■ SUPPLIED MATERIAL:
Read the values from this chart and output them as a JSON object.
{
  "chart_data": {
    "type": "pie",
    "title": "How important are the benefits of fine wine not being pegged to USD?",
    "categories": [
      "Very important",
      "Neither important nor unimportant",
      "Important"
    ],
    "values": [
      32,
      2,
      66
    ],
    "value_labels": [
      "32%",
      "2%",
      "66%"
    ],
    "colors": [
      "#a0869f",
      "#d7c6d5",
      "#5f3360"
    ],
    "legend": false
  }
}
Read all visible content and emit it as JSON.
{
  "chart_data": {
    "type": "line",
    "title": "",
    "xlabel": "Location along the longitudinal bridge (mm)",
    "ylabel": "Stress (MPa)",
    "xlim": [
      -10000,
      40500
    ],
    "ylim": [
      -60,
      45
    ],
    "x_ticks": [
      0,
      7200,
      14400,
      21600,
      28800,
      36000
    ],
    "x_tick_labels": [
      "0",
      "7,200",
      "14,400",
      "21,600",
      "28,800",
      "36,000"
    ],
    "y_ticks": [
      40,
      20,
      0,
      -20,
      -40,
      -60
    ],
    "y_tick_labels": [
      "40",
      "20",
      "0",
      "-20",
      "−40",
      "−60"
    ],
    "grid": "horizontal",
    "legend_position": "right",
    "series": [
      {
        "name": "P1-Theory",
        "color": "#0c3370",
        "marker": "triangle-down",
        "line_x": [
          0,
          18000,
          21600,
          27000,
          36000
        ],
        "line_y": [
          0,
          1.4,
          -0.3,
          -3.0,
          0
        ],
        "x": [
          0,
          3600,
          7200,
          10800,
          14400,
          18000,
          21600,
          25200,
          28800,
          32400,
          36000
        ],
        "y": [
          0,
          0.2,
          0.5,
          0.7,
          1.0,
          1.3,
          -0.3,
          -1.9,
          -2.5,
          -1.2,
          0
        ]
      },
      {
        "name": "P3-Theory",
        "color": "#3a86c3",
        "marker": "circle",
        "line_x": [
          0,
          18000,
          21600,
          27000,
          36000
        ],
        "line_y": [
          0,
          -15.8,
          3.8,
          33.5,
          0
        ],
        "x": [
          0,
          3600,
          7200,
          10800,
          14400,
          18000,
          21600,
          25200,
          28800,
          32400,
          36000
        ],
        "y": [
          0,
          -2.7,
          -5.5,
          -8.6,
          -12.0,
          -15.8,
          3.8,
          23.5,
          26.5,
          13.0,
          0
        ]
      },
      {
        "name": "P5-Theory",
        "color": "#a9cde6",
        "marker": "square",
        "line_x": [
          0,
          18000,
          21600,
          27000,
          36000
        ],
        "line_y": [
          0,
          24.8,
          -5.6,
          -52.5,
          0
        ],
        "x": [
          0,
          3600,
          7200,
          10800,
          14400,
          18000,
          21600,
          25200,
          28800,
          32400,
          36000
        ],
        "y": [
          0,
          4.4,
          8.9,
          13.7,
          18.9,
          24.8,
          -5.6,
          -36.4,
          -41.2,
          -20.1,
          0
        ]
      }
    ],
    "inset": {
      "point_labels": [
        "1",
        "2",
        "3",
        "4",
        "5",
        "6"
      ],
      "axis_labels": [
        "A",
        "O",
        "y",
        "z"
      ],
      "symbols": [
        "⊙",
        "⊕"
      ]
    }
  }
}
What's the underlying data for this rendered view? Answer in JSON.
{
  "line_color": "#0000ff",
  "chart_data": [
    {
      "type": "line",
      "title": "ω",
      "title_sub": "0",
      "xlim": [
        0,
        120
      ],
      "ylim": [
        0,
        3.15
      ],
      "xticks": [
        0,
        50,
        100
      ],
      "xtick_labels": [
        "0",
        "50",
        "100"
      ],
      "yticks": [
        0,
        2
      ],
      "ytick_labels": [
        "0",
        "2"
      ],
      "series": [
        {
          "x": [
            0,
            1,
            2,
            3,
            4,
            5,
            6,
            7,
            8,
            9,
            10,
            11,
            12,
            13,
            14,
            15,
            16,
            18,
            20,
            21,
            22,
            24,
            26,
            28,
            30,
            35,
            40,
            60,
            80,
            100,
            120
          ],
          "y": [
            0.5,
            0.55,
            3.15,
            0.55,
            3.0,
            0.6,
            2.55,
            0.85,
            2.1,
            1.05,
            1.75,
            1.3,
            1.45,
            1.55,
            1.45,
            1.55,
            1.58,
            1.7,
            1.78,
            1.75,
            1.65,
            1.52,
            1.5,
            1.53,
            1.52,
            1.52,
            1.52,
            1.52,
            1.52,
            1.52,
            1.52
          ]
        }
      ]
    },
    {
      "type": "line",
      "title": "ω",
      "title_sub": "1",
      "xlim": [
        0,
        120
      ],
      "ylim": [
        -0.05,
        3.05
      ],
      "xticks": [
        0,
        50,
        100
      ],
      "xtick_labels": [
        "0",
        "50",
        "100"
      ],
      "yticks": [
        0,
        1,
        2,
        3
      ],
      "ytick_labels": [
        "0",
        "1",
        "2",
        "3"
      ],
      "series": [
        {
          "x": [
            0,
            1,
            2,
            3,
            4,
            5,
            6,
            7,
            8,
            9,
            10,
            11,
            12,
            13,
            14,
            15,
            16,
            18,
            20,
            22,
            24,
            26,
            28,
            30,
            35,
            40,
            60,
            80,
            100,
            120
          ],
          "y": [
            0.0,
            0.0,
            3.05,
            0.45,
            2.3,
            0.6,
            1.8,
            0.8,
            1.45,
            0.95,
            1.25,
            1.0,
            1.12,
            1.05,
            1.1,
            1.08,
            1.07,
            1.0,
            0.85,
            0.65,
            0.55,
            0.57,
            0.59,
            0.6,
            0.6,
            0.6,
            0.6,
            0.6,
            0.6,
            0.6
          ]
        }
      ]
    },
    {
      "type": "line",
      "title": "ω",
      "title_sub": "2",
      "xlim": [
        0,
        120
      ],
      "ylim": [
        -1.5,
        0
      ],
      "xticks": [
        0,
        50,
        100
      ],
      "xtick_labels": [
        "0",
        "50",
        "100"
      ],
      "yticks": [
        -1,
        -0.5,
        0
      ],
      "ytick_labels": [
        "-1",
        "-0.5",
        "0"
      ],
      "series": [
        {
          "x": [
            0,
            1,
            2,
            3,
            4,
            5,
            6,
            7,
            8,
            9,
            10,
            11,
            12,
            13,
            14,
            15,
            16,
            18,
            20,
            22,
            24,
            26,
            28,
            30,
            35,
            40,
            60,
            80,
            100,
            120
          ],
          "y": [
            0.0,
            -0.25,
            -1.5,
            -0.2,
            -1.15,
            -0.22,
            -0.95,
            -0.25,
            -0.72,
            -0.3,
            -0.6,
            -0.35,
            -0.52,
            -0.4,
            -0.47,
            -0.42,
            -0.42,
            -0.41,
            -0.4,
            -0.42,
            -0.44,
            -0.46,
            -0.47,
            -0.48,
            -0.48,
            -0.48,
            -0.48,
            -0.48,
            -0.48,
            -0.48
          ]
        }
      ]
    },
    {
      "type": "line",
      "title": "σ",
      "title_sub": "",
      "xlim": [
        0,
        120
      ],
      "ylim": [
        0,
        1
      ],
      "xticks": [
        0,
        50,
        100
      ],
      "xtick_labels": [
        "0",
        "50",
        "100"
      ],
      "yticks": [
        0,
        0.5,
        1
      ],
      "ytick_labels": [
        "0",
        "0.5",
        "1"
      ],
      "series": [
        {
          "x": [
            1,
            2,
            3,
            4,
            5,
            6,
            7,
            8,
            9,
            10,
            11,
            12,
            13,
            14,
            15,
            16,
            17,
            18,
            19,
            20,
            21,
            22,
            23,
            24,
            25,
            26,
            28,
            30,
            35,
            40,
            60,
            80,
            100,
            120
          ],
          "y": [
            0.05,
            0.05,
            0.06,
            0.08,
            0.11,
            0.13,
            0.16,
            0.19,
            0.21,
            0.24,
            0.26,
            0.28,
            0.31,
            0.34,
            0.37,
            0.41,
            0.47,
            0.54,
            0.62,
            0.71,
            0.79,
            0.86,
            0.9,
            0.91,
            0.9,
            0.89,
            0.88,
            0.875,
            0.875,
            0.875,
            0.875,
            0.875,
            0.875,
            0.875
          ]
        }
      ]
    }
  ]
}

■ TASK INSTRUCTIONS:
Report all lines of the material that contain the word "JSON".

■ CORRECT RESULT:
Read the values from this chart and output them as a JSON object.
Read all visible content and emit it as JSON.
What's the underlying data for this rendered view? Answer in JSON.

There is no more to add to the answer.